§ **Document passage**
━━━━
OBJECTIVE:

To prospectively evaluate the effect of a comprehensive antimicrobial stewardship program on antimicrobial use, physician interventions, patient outcomes, and rates of antimicrobial resistance.

METHODS:

Active surveillance of antimicrobial use with intervention and real-time feedback to providers and reinforcement of prior authorization for selected antimicrobials were introduced at a pediatric teaching hospital. Antimicrobial-use indications were incorporated as a mandatory field in the computerized information system. An automated report of antimicrobials prescribed, doses, patient demographics, and microbiology data was generated and reviewed by an infectious-disease pharmacist and a pediatric infectious-disease physician. Antimicrobial use, expressed as the number of doses administered per 1000 patient-days, was measured 3 years before and after the implementation of the program.

RESULTS:

Total antimicrobial use peaked at 3089 doses administered per 1000 patient-days per year in 2003–2004 before implementation of the program and steadily decreased to 1904 doses administered per 1000 patient-days per year during the postintervention period. Targeted-antimicrobial use declined from 1250 to 988 doses administered per 1000 patient-days per year. Nontargeted-antimicrobial use declined from 1839 to 916 doses administered per 1000 patient-days per year. Rates of antimicrobial resistance to broad-spectrum antimicrobials among the most common Gram-negative bacilli remained low and stable over time.
━━━━
[Bounding-box prediction data]
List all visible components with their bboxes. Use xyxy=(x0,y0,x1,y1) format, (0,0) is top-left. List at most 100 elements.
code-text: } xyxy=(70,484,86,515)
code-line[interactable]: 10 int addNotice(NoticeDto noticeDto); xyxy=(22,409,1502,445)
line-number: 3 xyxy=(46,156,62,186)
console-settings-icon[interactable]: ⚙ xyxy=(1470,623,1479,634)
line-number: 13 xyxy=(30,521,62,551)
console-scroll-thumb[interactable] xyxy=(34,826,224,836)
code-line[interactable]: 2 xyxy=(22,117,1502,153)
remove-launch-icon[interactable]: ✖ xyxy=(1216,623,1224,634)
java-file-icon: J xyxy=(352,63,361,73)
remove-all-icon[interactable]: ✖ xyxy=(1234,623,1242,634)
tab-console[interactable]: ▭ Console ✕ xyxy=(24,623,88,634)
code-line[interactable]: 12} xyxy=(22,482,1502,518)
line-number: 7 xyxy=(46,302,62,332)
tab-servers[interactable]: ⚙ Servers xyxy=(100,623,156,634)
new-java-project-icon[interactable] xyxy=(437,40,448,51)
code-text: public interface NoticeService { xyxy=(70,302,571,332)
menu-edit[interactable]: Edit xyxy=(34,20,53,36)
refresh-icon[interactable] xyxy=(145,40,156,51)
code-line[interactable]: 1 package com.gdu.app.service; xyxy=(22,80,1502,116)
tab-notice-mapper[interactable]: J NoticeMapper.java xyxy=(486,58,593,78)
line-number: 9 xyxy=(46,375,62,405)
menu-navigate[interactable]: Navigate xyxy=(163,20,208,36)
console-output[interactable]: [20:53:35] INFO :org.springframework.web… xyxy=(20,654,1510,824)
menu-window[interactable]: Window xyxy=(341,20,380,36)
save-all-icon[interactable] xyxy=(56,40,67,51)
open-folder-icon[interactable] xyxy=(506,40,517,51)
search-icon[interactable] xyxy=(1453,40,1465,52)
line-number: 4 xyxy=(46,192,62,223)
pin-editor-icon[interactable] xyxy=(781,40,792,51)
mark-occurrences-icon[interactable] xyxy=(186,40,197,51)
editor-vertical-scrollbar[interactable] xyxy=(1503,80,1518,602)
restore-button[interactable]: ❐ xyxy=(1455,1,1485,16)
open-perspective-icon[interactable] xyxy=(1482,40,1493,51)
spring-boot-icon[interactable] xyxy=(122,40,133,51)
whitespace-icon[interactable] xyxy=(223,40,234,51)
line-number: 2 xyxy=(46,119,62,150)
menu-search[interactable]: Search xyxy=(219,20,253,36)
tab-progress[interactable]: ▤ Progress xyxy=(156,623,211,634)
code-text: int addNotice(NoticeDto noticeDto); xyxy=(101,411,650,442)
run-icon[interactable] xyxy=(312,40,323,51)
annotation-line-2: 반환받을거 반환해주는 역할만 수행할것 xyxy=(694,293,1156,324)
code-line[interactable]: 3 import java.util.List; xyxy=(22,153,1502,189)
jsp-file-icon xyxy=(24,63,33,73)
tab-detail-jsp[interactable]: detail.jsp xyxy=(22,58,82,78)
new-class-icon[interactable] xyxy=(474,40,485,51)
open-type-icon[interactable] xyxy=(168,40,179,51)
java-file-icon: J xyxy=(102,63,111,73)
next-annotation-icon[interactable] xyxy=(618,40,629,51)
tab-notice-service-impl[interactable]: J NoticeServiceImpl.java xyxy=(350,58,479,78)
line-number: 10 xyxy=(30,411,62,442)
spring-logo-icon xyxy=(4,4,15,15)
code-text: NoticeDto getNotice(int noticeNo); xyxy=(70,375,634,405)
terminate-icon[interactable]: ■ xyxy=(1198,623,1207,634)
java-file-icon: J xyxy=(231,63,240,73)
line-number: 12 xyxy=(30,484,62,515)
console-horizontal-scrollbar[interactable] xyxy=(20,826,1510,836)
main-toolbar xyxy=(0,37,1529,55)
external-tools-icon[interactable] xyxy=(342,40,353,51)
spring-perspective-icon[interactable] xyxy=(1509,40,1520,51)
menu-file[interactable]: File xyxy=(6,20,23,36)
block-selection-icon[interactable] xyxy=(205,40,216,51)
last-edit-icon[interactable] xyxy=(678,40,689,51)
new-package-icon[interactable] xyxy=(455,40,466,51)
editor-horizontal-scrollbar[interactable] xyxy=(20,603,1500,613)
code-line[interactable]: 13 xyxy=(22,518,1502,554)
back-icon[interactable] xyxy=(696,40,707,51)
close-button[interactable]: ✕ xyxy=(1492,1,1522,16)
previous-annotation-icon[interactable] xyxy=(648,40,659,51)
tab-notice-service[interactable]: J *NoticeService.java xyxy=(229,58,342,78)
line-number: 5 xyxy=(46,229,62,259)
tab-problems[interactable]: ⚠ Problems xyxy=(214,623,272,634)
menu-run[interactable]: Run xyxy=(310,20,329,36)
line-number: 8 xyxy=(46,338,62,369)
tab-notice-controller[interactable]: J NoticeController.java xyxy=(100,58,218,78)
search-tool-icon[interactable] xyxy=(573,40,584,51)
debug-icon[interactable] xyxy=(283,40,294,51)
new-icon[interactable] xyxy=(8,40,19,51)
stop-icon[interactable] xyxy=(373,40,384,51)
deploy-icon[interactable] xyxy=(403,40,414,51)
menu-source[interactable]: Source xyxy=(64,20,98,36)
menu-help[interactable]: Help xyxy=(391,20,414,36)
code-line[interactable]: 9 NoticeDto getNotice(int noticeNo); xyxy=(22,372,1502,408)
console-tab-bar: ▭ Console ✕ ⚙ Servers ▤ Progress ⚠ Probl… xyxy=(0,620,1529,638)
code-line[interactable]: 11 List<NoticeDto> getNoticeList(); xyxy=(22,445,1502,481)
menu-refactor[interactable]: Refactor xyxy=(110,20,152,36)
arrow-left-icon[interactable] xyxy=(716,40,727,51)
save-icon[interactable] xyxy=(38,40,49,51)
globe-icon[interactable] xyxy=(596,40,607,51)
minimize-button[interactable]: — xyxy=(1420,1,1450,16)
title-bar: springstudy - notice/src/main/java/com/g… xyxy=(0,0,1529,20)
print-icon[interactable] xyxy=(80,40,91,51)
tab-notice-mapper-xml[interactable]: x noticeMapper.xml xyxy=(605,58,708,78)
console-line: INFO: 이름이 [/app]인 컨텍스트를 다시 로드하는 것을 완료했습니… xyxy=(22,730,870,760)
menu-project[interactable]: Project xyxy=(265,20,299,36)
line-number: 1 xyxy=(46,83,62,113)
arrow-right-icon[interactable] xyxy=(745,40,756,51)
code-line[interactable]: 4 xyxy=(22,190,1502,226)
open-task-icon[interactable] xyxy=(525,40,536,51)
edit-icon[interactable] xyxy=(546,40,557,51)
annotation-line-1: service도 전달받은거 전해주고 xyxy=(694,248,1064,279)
━━━━
§ **Problem 1**
Return everything in the antimicrobial stewardship abstract from "To prospectively evaluate" down to "of antimicrobial resistance.".
§ **Problem 2**
In the antimicrobial stewardship abstract, condense the paragraph beginning "Total antimicrobial use peaked" into a short bulleted list that keeps its main figures and findings.

§ **Response box 1**
To prospectively evaluate the effect of a comprehensive antimicrobial stewardship program on antimicrobial use, physician interventions, patient outcomes, and rates of antimicrobial resistance.

§ **Response box 2**
- Total antimicrobial use peaked at 3089 doses per 1000 patient-days per year in 2003–2004, before the program. It then fell steadily to 1904 after the intervention.
- Targeted-antimicrobial use dropped from 1250 to 988 doses per 1000 patient-days per year.
- Nontargeted-antimicrobial use dropped from 1839 to 916 doses per 1000 patient-days per year.
- Resistance to broad-spectrum antimicrobials among the most common Gram-negative bacilli stayed low and stable.